[Data entries]
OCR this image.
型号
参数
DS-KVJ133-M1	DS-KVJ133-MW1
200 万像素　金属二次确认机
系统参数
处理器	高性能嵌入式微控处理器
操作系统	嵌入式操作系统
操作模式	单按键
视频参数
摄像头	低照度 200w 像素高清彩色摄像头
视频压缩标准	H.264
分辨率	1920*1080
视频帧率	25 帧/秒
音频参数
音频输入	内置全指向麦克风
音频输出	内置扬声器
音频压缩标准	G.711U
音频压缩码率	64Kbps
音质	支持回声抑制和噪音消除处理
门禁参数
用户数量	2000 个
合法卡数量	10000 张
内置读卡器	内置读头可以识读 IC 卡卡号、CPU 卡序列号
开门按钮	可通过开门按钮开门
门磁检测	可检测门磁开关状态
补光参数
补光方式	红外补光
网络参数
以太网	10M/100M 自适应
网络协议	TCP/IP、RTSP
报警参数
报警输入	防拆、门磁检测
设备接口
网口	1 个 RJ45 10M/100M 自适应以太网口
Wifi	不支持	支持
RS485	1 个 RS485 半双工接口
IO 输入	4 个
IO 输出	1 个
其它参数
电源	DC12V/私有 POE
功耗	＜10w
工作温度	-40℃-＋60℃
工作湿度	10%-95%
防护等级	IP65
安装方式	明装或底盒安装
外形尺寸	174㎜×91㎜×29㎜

THE PROBLEM - Set down the material above again, word for word.

PROBLEM SOLUTION -
OCR this image.
型号
参数
DS-KVJ133-M1	DS-KVJ133-MW1
200 万像素　金属二次确认机
系统参数
处理器	高性能嵌入式微控处理器
操作系统	嵌入式操作系统
操作模式	单按键
视频参数
摄像头	低照度 200w 像素高清彩色摄像头
视频压缩标准	H.264
分辨率	1920*1080
视频帧率	25 帧/秒
音频参数
音频输入	内置全指向麦克风
音频输出	内置扬声器
音频压缩标准	G.711U
音频压缩码率	64Kbps
音质	支持回声抑制和噪音消除处理
门禁参数
用户数量	2000 个
合法卡数量	10000 张
内置读卡器	内置读头可以识读 IC 卡卡号、CPU 卡序列号
开门按钮	可通过开门按钮开门
门磁检测	可检测门磁开关状态
补光参数
补光方式	红外补光
网络参数
以太网	10M/100M 自适应
网络协议	TCP/IP、RTSP
报警参数
报警输入	防拆、门磁检测
设备接口
网口	1 个 RJ45 10M/100M 自适应以太网口
Wifi	不支持	支持
RS485	1 个 RS485 半双工接口
IO 输入	4 个
IO 输出	1 个
其它参数
电源	DC12V/私有 POE
功耗	＜10w
工作温度	-40℃-＋60℃
工作湿度	10%-95%
防护等级	IP65
安装方式	明装或底盒安装
外形尺寸	174㎜×91㎜×29㎜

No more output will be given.